## START Data for this exercise

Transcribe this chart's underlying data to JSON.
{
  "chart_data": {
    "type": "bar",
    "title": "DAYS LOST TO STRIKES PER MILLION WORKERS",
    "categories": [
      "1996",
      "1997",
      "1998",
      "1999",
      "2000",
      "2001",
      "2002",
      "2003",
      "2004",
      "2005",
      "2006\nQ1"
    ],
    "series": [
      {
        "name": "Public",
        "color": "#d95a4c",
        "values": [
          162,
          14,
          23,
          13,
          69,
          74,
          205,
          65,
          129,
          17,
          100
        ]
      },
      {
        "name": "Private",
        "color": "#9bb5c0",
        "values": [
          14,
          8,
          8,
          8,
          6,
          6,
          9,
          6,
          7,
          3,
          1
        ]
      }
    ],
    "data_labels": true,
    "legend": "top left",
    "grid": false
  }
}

## END Data for this exercise

## [What this task involves]
Output the listing above exactly as it appears.

## [Written answer]
Transcribe this chart's underlying data to JSON.
{
  "chart_data": {
    "type": "bar",
    "title": "DAYS LOST TO STRIKES PER MILLION WORKERS",
    "categories": [
      "1996",
      "1997",
      "1998",
      "1999",
      "2000",
      "2001",
      "2002",
      "2003",
      "2004",
      "2005",
      "2006\nQ1"
    ],
    "series": [
      {
        "name": "Public",
        "color": "#d95a4c",
        "values": [
          162,
          14,
          23,
          13,
          69,
          74,
          205,
          65,
          129,
          17,
          100
        ]
      },
      {
        "name": "Private",
        "color": "#9bb5c0",
        "values": [
          14,
          8,
          8,
          8,
          6,
          6,
          9,
          6,
          7,
          3,
          1
        ]
      }
    ],
    "data_labels": true,
    "legend": "top left",
    "grid": false
  }
}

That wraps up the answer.